GOAL OF THE EXERCISE —
Word for word, restate every line of the listing that follows.

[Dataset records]
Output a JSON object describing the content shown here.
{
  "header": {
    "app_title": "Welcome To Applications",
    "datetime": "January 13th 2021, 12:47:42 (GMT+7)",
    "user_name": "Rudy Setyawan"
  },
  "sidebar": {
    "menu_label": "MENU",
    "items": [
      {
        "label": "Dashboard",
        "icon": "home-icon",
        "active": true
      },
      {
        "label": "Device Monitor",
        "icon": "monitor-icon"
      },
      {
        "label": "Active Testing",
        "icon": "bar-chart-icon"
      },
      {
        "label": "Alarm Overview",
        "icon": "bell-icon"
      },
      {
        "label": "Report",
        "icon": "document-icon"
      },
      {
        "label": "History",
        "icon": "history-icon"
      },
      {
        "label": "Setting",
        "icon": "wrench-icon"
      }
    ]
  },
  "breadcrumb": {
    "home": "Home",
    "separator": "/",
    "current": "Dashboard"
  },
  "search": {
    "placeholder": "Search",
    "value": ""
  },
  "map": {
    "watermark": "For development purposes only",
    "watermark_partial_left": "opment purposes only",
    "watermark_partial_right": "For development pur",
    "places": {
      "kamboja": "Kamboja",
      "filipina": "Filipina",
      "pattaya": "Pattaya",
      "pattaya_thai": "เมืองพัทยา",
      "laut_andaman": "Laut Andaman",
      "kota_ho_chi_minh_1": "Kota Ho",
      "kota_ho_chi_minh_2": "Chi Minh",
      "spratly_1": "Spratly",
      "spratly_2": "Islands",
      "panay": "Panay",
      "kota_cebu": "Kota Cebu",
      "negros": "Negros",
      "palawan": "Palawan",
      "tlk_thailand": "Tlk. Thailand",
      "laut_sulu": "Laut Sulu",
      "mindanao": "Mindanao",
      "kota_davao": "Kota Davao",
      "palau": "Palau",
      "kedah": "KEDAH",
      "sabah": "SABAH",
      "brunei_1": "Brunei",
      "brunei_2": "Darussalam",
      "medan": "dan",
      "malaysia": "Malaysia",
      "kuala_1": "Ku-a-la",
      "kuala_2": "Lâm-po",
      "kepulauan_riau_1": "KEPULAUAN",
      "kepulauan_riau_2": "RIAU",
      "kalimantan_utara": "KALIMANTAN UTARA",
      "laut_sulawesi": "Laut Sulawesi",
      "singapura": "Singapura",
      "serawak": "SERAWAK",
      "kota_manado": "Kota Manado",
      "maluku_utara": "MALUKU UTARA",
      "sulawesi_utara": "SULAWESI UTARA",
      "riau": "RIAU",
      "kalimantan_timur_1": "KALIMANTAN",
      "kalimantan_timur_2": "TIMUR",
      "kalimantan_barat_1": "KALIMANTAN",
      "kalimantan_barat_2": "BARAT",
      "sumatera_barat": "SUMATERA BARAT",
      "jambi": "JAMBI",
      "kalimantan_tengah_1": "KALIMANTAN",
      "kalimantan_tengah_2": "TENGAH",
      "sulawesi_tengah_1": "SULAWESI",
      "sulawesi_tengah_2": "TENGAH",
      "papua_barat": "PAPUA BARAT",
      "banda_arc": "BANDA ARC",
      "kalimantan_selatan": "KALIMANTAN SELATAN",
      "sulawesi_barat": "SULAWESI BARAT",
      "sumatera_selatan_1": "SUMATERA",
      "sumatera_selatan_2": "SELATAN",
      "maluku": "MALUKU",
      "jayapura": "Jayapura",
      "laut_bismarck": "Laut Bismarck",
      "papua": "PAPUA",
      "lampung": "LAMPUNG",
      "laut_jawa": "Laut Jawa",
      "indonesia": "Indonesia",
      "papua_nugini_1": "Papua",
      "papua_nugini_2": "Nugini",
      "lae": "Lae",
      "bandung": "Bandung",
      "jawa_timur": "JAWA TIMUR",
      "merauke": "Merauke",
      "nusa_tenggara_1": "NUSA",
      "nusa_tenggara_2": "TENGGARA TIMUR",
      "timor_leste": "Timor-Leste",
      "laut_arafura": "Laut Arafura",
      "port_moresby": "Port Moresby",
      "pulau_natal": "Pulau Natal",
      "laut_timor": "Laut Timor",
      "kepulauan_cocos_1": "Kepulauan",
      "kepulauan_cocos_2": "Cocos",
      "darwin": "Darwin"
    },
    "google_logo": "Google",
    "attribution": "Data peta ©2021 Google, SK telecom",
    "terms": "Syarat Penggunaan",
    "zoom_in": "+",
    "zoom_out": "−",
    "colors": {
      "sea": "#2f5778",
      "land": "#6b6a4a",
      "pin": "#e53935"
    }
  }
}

EXERCISE RESULT —
Output a JSON object describing the content shown here.
{
  "header": {
    "app_title": "Welcome To Applications",
    "datetime": "January 13th 2021, 12:47:42 (GMT+7)",
    "user_name": "Rudy Setyawan"
  },
  "sidebar": {
    "menu_label": "MENU",
    "items": [
      {
        "label": "Dashboard",
        "icon": "home-icon",
        "active": true
      },
      {
        "label": "Device Monitor",
        "icon": "monitor-icon"
      },
      {
        "label": "Active Testing",
        "icon": "bar-chart-icon"
      },
      {
        "label": "Alarm Overview",
        "icon": "bell-icon"
      },
      {
        "label": "Report",
        "icon": "document-icon"
      },
      {
        "label": "History",
        "icon": "history-icon"
      },
      {
        "label": "Setting",
        "icon": "wrench-icon"
      }
    ]
  },
  "breadcrumb": {
    "home": "Home",
    "separator": "/",
    "current": "Dashboard"
  },
  "search": {
    "placeholder": "Search",
    "value": ""
  },
  "map": {
    "watermark": "For development purposes only",
    "watermark_partial_left": "opment purposes only",
    "watermark_partial_right": "For development pur",
    "places": {
      "kamboja": "Kamboja",
      "filipina": "Filipina",
      "pattaya": "Pattaya",
      "pattaya_thai": "เมืองพัทยา",
      "laut_andaman": "Laut Andaman",
      "kota_ho_chi_minh_1": "Kota Ho",
      "kota_ho_chi_minh_2": "Chi Minh",
      "spratly_1": "Spratly",
      "spratly_2": "Islands",
      "panay": "Panay",
      "kota_cebu": "Kota Cebu",
      "negros": "Negros",
      "palawan": "Palawan",
      "tlk_thailand": "Tlk. Thailand",
      "laut_sulu": "Laut Sulu",
      "mindanao": "Mindanao",
      "kota_davao": "Kota Davao",
      "palau": "Palau",
      "kedah": "KEDAH",
      "sabah": "SABAH",
      "brunei_1": "Brunei",
      "brunei_2": "Darussalam",
      "medan": "dan",
      "malaysia": "Malaysia",
      "kuala_1": "Ku-a-la",
      "kuala_2": "Lâm-po",
      "kepulauan_riau_1": "KEPULAUAN",
      "kepulauan_riau_2": "RIAU",
      "kalimantan_utara": "KALIMANTAN UTARA",
      "laut_sulawesi": "Laut Sulawesi",
      "singapura": "Singapura",
      "serawak": "SERAWAK",
      "kota_manado": "Kota Manado",
      "maluku_utara": "MALUKU UTARA",
      "sulawesi_utara": "SULAWESI UTARA",
      "riau": "RIAU",
      "kalimantan_timur_1": "KALIMANTAN",
      "kalimantan_timur_2": "TIMUR",
      "kalimantan_barat_1": "KALIMANTAN",
      "kalimantan_barat_2": "BARAT",
      "sumatera_barat": "SUMATERA BARAT",
      "jambi": "JAMBI",
      "kalimantan_tengah_1": "KALIMANTAN",
      "kalimantan_tengah_2": "TENGAH",
      "sulawesi_tengah_1": "SULAWESI",
      "sulawesi_tengah_2": "TENGAH",
      "papua_barat": "PAPUA BARAT",
      "banda_arc": "BANDA ARC",
      "kalimantan_selatan": "KALIMANTAN SELATAN",
      "sulawesi_barat": "SULAWESI BARAT",
      "sumatera_selatan_1": "SUMATERA",
      "sumatera_selatan_2": "SELATAN",
      "maluku": "MALUKU",
      "jayapura": "Jayapura",
      "laut_bismarck": "Laut Bismarck",
      "papua": "PAPUA",
      "lampung": "LAMPUNG",
      "laut_jawa": "Laut Jawa",
      "indonesia": "Indonesia",
      "papua_nugini_1": "Papua",
      "papua_nugini_2": "Nugini",
      "lae": "Lae",
      "bandung": "Bandung",
      "jawa_timur": "JAWA TIMUR",
      "merauke": "Merauke",
      "nusa_tenggara_1": "NUSA",
      "nusa_tenggara_2": "TENGGARA TIMUR",
      "timor_leste": "Timor-Leste",
      "laut_arafura": "Laut Arafura",
      "port_moresby": "Port Moresby",
      "pulau_natal": "Pulau Natal",
      "laut_timor": "Laut Timor",
      "kepulauan_cocos_1": "Kepulauan",
      "kepulauan_cocos_2": "Cocos",
      "darwin": "Darwin"
    },
    "google_logo": "Google",
    "attribution": "Data peta ©2021 Google, SK telecom",
    "terms": "Syarat Penggunaan",
    "zoom_in": "+",
    "zoom_out": "−",
    "colors": {
      "sea": "#2f5778",
      "land": "#6b6a4a",
      "pin": "#e53935"
    }
  }
}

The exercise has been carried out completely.